Search the records for the word "icon" and report each line that has it.

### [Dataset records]
##########

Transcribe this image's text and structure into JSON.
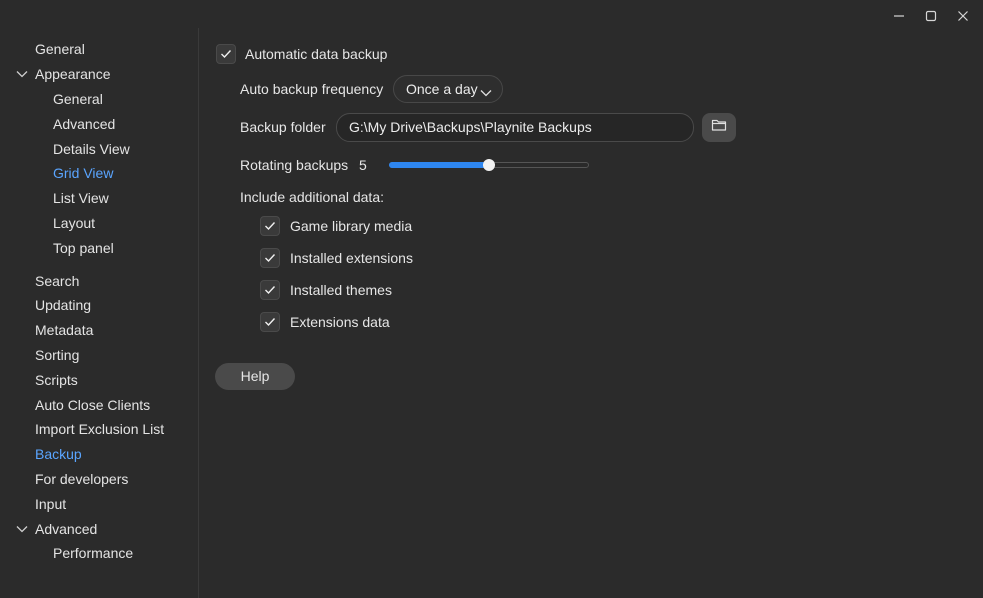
{
  "window": {
    "controls": [
      "minimize-icon",
      "maximize-icon",
      "close-icon"
    ]
  },
  "sidebar": {
    "general": "General",
    "appearance": {
      "label": "Appearance",
      "expanded": true,
      "children": [
        "General",
        "Advanced",
        "Details View",
        "Grid View",
        "List View",
        "Layout",
        "Top panel"
      ]
    },
    "items": [
      "Search",
      "Updating",
      "Metadata",
      "Sorting",
      "Scripts",
      "Auto Close Clients",
      "Import Exclusion List",
      "Backup",
      "For developers",
      "Input"
    ],
    "advanced": {
      "label": "Advanced",
      "expanded": true,
      "children": [
        "Performance"
      ]
    },
    "active_item": "Backup",
    "active_appearance_child": "Grid View"
  },
  "content": {
    "auto_backup": {
      "label": "Automatic data backup",
      "checked": true
    },
    "frequency": {
      "label": "Auto backup frequency",
      "value": "Once a day"
    },
    "folder": {
      "label": "Backup folder",
      "value": "G:\\My Drive\\Backups\\Playnite Backups"
    },
    "rotating": {
      "label": "Rotating backups",
      "value": "5",
      "fraction": 0.5
    },
    "include_label": "Include additional data:",
    "include": [
      {
        "label": "Game library media",
        "checked": true
      },
      {
        "label": "Installed extensions",
        "checked": true
      },
      {
        "label": "Installed themes",
        "checked": true
      },
      {
        "label": "Extensions data",
        "checked": true
      }
    ],
    "help_label": "Help"
  },
  "colors": {
    "background": "#2b2b2b",
    "accent": "#5aa5ff",
    "slider_fill": "#2e86f0"
  }
}
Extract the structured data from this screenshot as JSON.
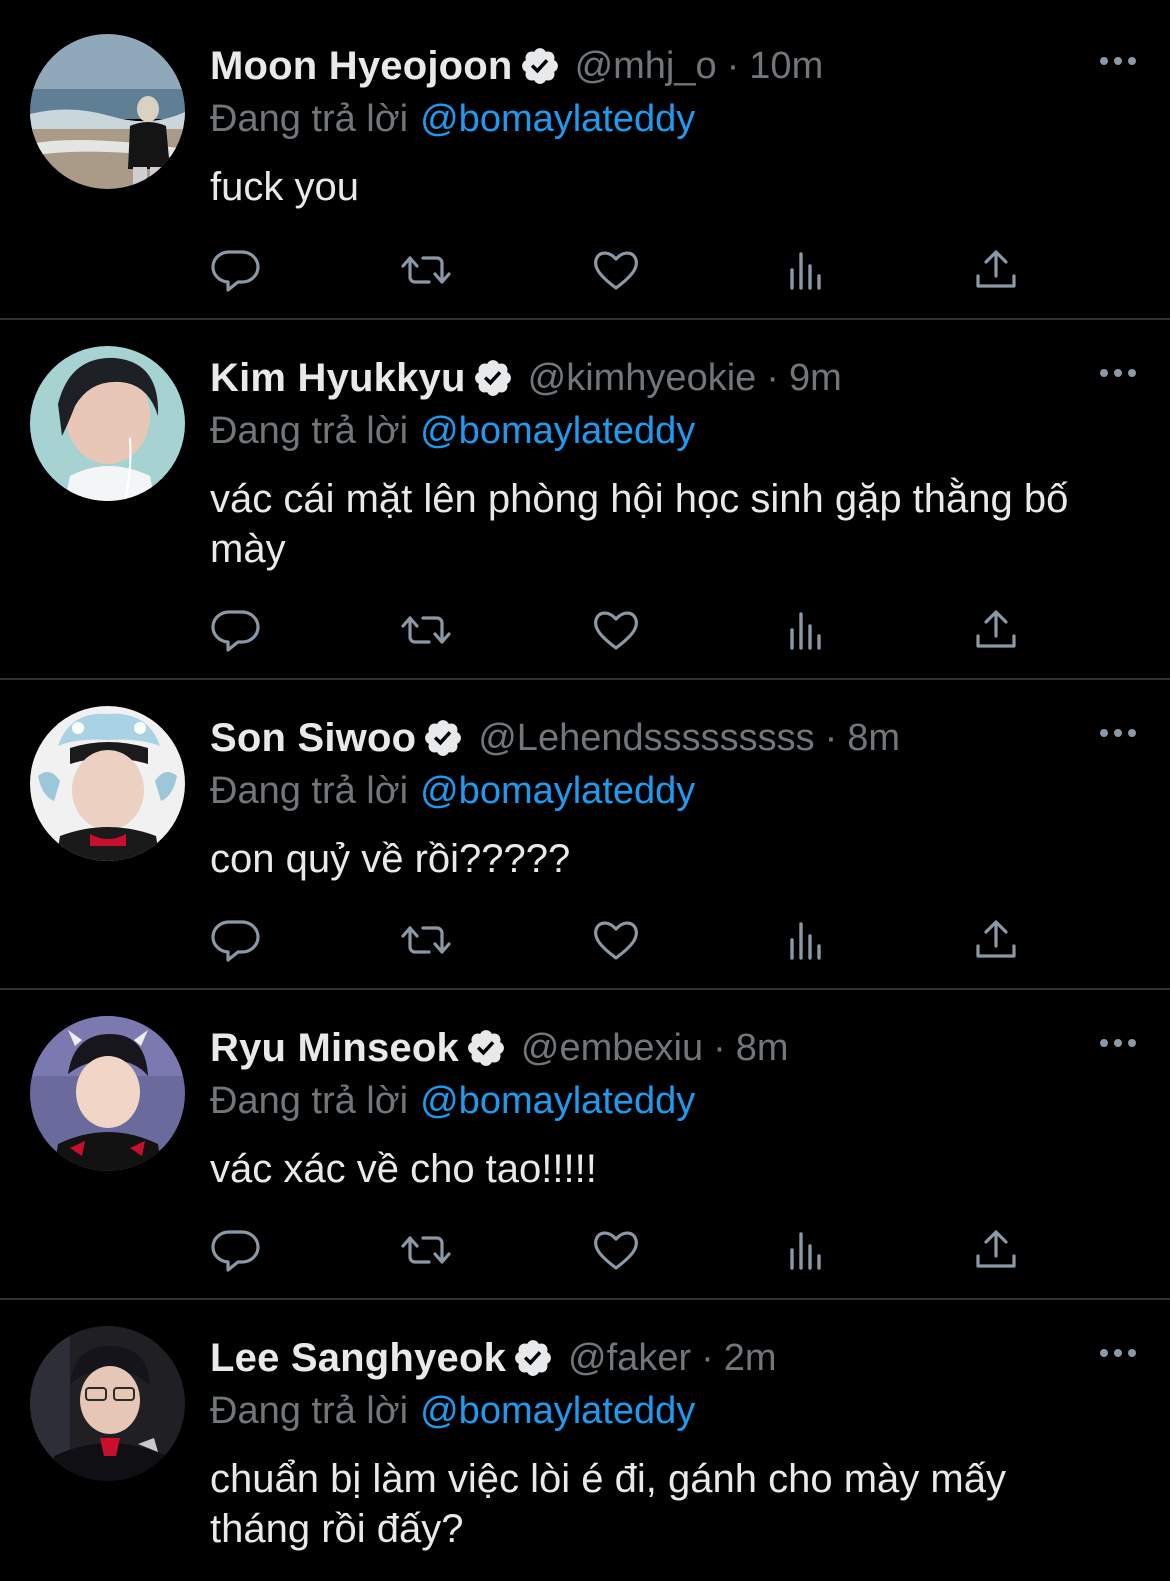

##########

### [CORRECT RESPONSE]
      "minimize-icon",
      "maximize-icon",
      "close-icon"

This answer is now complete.